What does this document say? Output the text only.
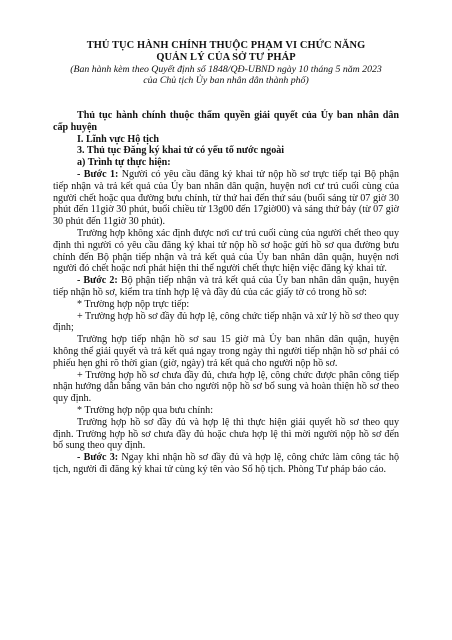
THỦ TỤC HÀNH CHÍNH THUỘC PHẠM VI CHỨC NĂNG
QUẢN LÝ CỦA SỞ TƯ PHÁP
(Ban hành kèm theo Quyết định số 1848/QĐ-UBND ngày 10 tháng 5 năm 2023
của Chủ tịch Ủy ban nhân dân thành phố)
Thủ tục hành chính thuộc thẩm quyền giải quyết của Ủy ban nhân dân cấp huyện
I. Lĩnh vực Hộ tịch
3. Thủ tục Đăng ký khai tử có yếu tố nước ngoài
a) Trình tự thực hiện:

- Bước 1: Người có yêu cầu đăng ký khai tử nộp hồ sơ trực tiếp tại Bộ phận tiếp nhận và trả kết quả của Ủy ban nhân dân quận, huyện nơi cư trú cuối cùng của người chết hoặc qua đường bưu chính, từ thứ hai đến thứ sáu (buổi sáng từ 07 giờ 30 phút đến 11giờ 30 phút, buổi chiều từ 13g00 đến 17giờ00) và sáng thứ bảy (từ 07 giờ 30 phút đến 11giờ 30 phút).

Trường hợp không xác định được nơi cư trú cuối cùng của người chết theo quy định thì người có yêu cầu đăng ký khai tử nộp hồ sơ hoặc gửi hồ sơ qua đường bưu chính đến Bộ phận tiếp nhận và trả kết quả của Ủy ban nhân dân quận, huyện nơi người đó chết hoặc nơi phát hiện thi thể người chết thực hiện việc đăng ký khai tử.

- Bước 2: Bộ phận tiếp nhận và trả kết quả của Ủy ban nhân dân quận, huyện tiếp nhận hồ sơ, kiểm tra tính hợp lệ và đầy đủ của các giấy tờ có trong hồ sơ:

* Trường hợp nộp trực tiếp:

+ Trường hợp hồ sơ đầy đủ hợp lệ, công chức tiếp nhận và xử lý hồ sơ theo quy định;

Trường hợp tiếp nhận hồ sơ sau 15 giờ mà Ủy ban nhân dân quận, huyện không thể giải quyết và trả kết quả ngay trong ngày thì người tiếp nhận hồ sơ phải có phiếu hẹn ghi rõ thời gian (giờ, ngày) trả kết quả cho người nộp hồ sơ.

+ Trường hợp hồ sơ chưa đầy đủ, chưa hợp lệ, công chức được phân công tiếp nhận hướng dẫn bằng văn bản cho người nộp hồ sơ bổ sung và hoàn thiện hồ sơ theo quy định.

* Trường hợp nộp qua bưu chính:

Trường hợp hồ sơ đầy đủ và hợp lệ thì thực hiện giải quyết hồ sơ theo quy định. Trường hợp hồ sơ chưa đầy đủ hoặc chưa hợp lệ thì mời người nộp hồ sơ đến bổ sung theo quy định.

- Bước 3: Ngay khi nhận hồ sơ đầy đủ và hợp lệ, công chức làm công tác hộ tịch, người đi đăng ký khai tử cùng ký tên vào Sổ hộ tịch. Phòng Tư pháp báo cáo.
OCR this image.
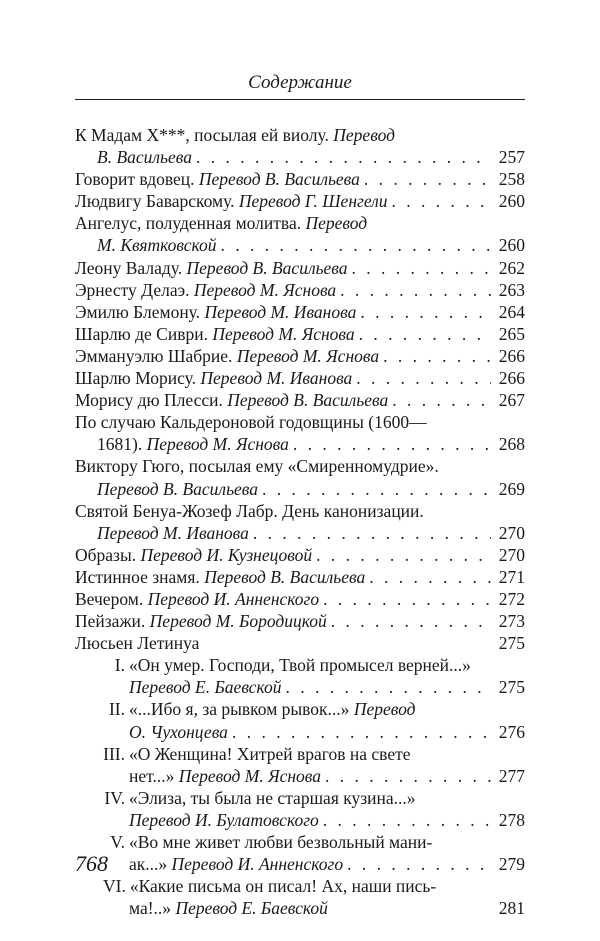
Содержание
К Мадам X***, посылая ей виолу. Перевод
В. Васильева . . .	257
Говорит вдовец. Перевод В. Васильева . . .	258
Людвигу Баварскому. Перевод Г. Шенгели . . .	260
Ангелус, полуденная молитва. Перевод
М. Квятковской . . .	260
Леону Валаду. Перевод В. Васильева . . .	262
Эрнесту Делаэ. Перевод М. Яснова . . .	263
Эмилю Блемону. Перевод М. Иванова . . .	264
Шарлю де Сиври. Перевод М. Яснова . . .	265
Эммануэлю Шабрие. Перевод М. Яснова . . .	266
Шарлю Морису. Перевод М. Иванова . . .	266
Морису дю Плесси. Перевод В. Васильева . . .	267
По случаю Кальдероновой годовщины (1600—
1681). Перевод М. Яснова . . .	268
Виктору Гюго, посылая ему «Смиренномудрие».
Перевод В. Васильева . . .	269
Святой Бенуа-Жозеф Лабр. День канонизации.
Перевод М. Иванова . . .	270
Образы. Перевод И. Кузнецовой . . .	270
Истинное знамя. Перевод В. Васильева . . .	271
Вечером. Перевод И. Анненского . . .	272
Пейзажи. Перевод М. Бородицкой . . .	273
Люсьен Летинуа	275
I. «Он умер. Господи, Твой промысел верней...»
Перевод Е. Баевской . . .	275
II. «...Ибо я, за рывком рывок...» Перевод
О. Чухонцева . . .	276
III. «О Женщина! Хитрей врагов на свете
нет...» Перевод М. Яснова . . .	277
IV. «Элиза, ты была не старшая кузина...»
Перевод И. Булатовского . . .	278
V. «Во мне живет любви безвольный мани-
ак...» Перевод И. Анненского . . .	279
VI. «Какие письма он писал! Ах, наши пись-
ма!..» Перевод Е. Баевской	281
768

* **WRITTEN PROBLEM**:
All of the records need repeating exactly, except for the pictures.

* **ANSWER TO THE EXERCISE**:
What does this document say? Output the text only.
THỦ TỤC HÀNH CHÍNH THUỘC PHẠM VI CHỨC NĂNG
QUẢN LÝ CỦA SỞ TƯ PHÁP
(Ban hành kèm theo Quyết định số 1848/QĐ-UBND ngày 10 tháng 5 năm 2023
của Chủ tịch Ủy ban nhân dân thành phố)
Thủ tục hành chính thuộc thẩm quyền giải quyết của Ủy ban nhân dân cấp huyện
I. Lĩnh vực Hộ tịch
3. Thủ tục Đăng ký khai tử có yếu tố nước ngoài
a) Trình tự thực hiện:

- Bước 1: Người có yêu cầu đăng ký khai tử nộp hồ sơ trực tiếp tại Bộ phận tiếp nhận và trả kết quả của Ủy ban nhân dân quận, huyện nơi cư trú cuối cùng của người chết hoặc qua đường bưu chính, từ thứ hai đến thứ sáu (buổi sáng từ 07 giờ 30 phút đến 11giờ 30 phút, buổi chiều từ 13g00 đến 17giờ00) và sáng thứ bảy (từ 07 giờ 30 phút đến 11giờ 30 phút).

Trường hợp không xác định được nơi cư trú cuối cùng của người chết theo quy định thì người có yêu cầu đăng ký khai tử nộp hồ sơ hoặc gửi hồ sơ qua đường bưu chính đến Bộ phận tiếp nhận và trả kết quả của Ủy ban nhân dân quận, huyện nơi người đó chết hoặc nơi phát hiện thi thể người chết thực hiện việc đăng ký khai tử.

- Bước 2: Bộ phận tiếp nhận và trả kết quả của Ủy ban nhân dân quận, huyện tiếp nhận hồ sơ, kiểm tra tính hợp lệ và đầy đủ của các giấy tờ có trong hồ sơ:

* Trường hợp nộp trực tiếp:

+ Trường hợp hồ sơ đầy đủ hợp lệ, công chức tiếp nhận và xử lý hồ sơ theo quy định;

Trường hợp tiếp nhận hồ sơ sau 15 giờ mà Ủy ban nhân dân quận, huyện không thể giải quyết và trả kết quả ngay trong ngày thì người tiếp nhận hồ sơ phải có phiếu hẹn ghi rõ thời gian (giờ, ngày) trả kết quả cho người nộp hồ sơ.

+ Trường hợp hồ sơ chưa đầy đủ, chưa hợp lệ, công chức được phân công tiếp nhận hướng dẫn bằng văn bản cho người nộp hồ sơ bổ sung và hoàn thiện hồ sơ theo quy định.

* Trường hợp nộp qua bưu chính:

Trường hợp hồ sơ đầy đủ và hợp lệ thì thực hiện giải quyết hồ sơ theo quy định. Trường hợp hồ sơ chưa đầy đủ hoặc chưa hợp lệ thì mời người nộp hồ sơ đến bổ sung theo quy định.

- Bước 3: Ngay khi nhận hồ sơ đầy đủ và hợp lệ, công chức làm công tác hộ tịch, người đi đăng ký khai tử cùng ký tên vào Sổ hộ tịch. Phòng Tư pháp báo cáo.
OCR this image.
Содержание
К Мадам X***, посылая ей виолу. Перевод
В. Васильева . . .	257
Говорит вдовец. Перевод В. Васильева . . .	258
Людвигу Баварскому. Перевод Г. Шенгели . . .	260
Ангелус, полуденная молитва. Перевод
М. Квятковской . . .	260
Леону Валаду. Перевод В. Васильева . . .	262
Эрнесту Делаэ. Перевод М. Яснова . . .	263
Эмилю Блемону. Перевод М. Иванова . . .	264
Шарлю де Сиври. Перевод М. Яснова . . .	265
Эммануэлю Шабрие. Перевод М. Яснова . . .	266
Шарлю Морису. Перевод М. Иванова . . .	266
Морису дю Плесси. Перевод В. Васильева . . .	267
По случаю Кальдероновой годовщины (1600—
1681). Перевод М. Яснова . . .	268
Виктору Гюго, посылая ему «Смиренномудрие».
Перевод В. Васильева . . .	269
Святой Бенуа-Жозеф Лабр. День канонизации.
Перевод М. Иванова . . .	270
Образы. Перевод И. Кузнецовой . . .	270
Истинное знамя. Перевод В. Васильева . . .	271
Вечером. Перевод И. Анненского . . .	272
Пейзажи. Перевод М. Бородицкой . . .	273
Люсьен Летинуа	275
I. «Он умер. Господи, Твой промысел верней...»
Перевод Е. Баевской . . .	275
II. «...Ибо я, за рывком рывок...» Перевод
О. Чухонцева . . .	276
III. «О Женщина! Хитрей врагов на свете
нет...» Перевод М. Яснова . . .	277
IV. «Элиза, ты была не старшая кузина...»
Перевод И. Булатовского . . .	278
V. «Во мне живет любви безвольный мани-
ак...» Перевод И. Анненского . . .	279
VI. «Какие письма он писал! Ах, наши пись-
ма!..» Перевод Е. Баевской	281
768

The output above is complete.